● **What is required**
Copy out each line below exactly as it appears.

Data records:
#####

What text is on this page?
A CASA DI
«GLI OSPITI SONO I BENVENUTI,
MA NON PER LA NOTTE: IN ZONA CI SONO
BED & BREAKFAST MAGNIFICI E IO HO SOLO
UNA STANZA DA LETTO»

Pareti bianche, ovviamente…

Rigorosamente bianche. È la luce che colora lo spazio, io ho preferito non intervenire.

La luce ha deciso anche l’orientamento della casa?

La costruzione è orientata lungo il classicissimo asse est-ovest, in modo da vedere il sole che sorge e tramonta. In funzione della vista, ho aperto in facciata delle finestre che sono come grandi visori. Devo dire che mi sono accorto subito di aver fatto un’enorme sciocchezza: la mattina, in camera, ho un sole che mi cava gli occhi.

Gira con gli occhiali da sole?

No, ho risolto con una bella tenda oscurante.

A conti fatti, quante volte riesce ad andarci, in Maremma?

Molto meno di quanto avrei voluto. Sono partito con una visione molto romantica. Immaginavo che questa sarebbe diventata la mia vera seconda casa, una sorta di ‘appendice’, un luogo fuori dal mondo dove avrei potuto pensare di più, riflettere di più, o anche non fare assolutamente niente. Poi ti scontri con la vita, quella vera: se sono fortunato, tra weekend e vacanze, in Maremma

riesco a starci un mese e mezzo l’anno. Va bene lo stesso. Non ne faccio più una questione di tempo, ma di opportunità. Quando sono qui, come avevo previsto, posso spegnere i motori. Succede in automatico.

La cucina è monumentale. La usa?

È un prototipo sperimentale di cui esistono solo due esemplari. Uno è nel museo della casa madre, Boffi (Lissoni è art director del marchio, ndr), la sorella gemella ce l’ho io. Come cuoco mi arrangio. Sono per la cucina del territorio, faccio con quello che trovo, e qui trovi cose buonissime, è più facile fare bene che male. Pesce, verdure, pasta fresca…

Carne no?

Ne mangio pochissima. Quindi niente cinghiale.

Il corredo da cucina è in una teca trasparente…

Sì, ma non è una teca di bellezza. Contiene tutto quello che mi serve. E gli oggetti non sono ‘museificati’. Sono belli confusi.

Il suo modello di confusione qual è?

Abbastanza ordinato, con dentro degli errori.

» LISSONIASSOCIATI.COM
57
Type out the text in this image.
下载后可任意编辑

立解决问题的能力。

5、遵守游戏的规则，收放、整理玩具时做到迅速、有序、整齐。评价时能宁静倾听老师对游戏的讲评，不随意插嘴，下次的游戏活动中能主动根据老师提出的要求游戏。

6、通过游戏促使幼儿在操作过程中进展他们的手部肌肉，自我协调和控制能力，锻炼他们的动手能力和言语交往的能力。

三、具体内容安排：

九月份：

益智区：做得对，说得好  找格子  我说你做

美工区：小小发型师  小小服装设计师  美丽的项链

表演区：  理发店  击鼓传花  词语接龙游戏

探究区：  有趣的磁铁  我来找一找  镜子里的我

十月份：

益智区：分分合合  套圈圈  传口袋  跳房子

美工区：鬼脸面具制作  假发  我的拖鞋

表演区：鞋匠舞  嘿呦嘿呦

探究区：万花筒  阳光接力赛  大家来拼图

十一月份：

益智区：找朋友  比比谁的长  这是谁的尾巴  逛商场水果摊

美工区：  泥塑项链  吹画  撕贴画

#####

● **Task result**
What text is on this page?
A CASA DI
«GLI OSPITI SONO I BENVENUTI,
MA NON PER LA NOTTE: IN ZONA CI SONO
BED & BREAKFAST MAGNIFICI E IO HO SOLO
UNA STANZA DA LETTO»

Pareti bianche, ovviamente…

Rigorosamente bianche. È la luce che colora lo spazio, io ho preferito non intervenire.

La luce ha deciso anche l’orientamento della casa?

La costruzione è orientata lungo il classicissimo asse est-ovest, in modo da vedere il sole che sorge e tramonta. In funzione della vista, ho aperto in facciata delle finestre che sono come grandi visori. Devo dire che mi sono accorto subito di aver fatto un’enorme sciocchezza: la mattina, in camera, ho un sole che mi cava gli occhi.

Gira con gli occhiali da sole?

No, ho risolto con una bella tenda oscurante.

A conti fatti, quante volte riesce ad andarci, in Maremma?

Molto meno di quanto avrei voluto. Sono partito con una visione molto romantica. Immaginavo che questa sarebbe diventata la mia vera seconda casa, una sorta di ‘appendice’, un luogo fuori dal mondo dove avrei potuto pensare di più, riflettere di più, o anche non fare assolutamente niente. Poi ti scontri con la vita, quella vera: se sono fortunato, tra weekend e vacanze, in Maremma

riesco a starci un mese e mezzo l’anno. Va bene lo stesso. Non ne faccio più una questione di tempo, ma di opportunità. Quando sono qui, come avevo previsto, posso spegnere i motori. Succede in automatico.

La cucina è monumentale. La usa?

È un prototipo sperimentale di cui esistono solo due esemplari. Uno è nel museo della casa madre, Boffi (Lissoni è art director del marchio, ndr), la sorella gemella ce l’ho io. Come cuoco mi arrangio. Sono per la cucina del territorio, faccio con quello che trovo, e qui trovi cose buonissime, è più facile fare bene che male. Pesce, verdure, pasta fresca…

Carne no?

Ne mangio pochissima. Quindi niente cinghiale.

Il corredo da cucina è in una teca trasparente…

Sì, ma non è una teca di bellezza. Contiene tutto quello che mi serve. E gli oggetti non sono ‘museificati’. Sono belli confusi.

Il suo modello di confusione qual è?

Abbastanza ordinato, con dentro degli errori.

» LISSONIASSOCIATI.COM
57
Type out the text in this image.
下载后可任意编辑

立解决问题的能力。

5、遵守游戏的规则，收放、整理玩具时做到迅速、有序、整齐。评价时能宁静倾听老师对游戏的讲评，不随意插嘴，下次的游戏活动中能主动根据老师提出的要求游戏。

6、通过游戏促使幼儿在操作过程中进展他们的手部肌肉，自我协调和控制能力，锻炼他们的动手能力和言语交往的能力。

三、具体内容安排：

九月份：

益智区：做得对，说得好  找格子  我说你做

美工区：小小发型师  小小服装设计师  美丽的项链

表演区：  理发店  击鼓传花  词语接龙游戏

探究区：  有趣的磁铁  我来找一找  镜子里的我

十月份：

益智区：分分合合  套圈圈  传口袋  跳房子

美工区：鬼脸面具制作  假发  我的拖鞋

表演区：鞋匠舞  嘿呦嘿呦

探究区：万花筒  阳光接力赛  大家来拼图

十一月份：

益智区：找朋友  比比谁的长  这是谁的尾巴  逛商场水果摊

美工区：  泥塑项链  吹画  撕贴画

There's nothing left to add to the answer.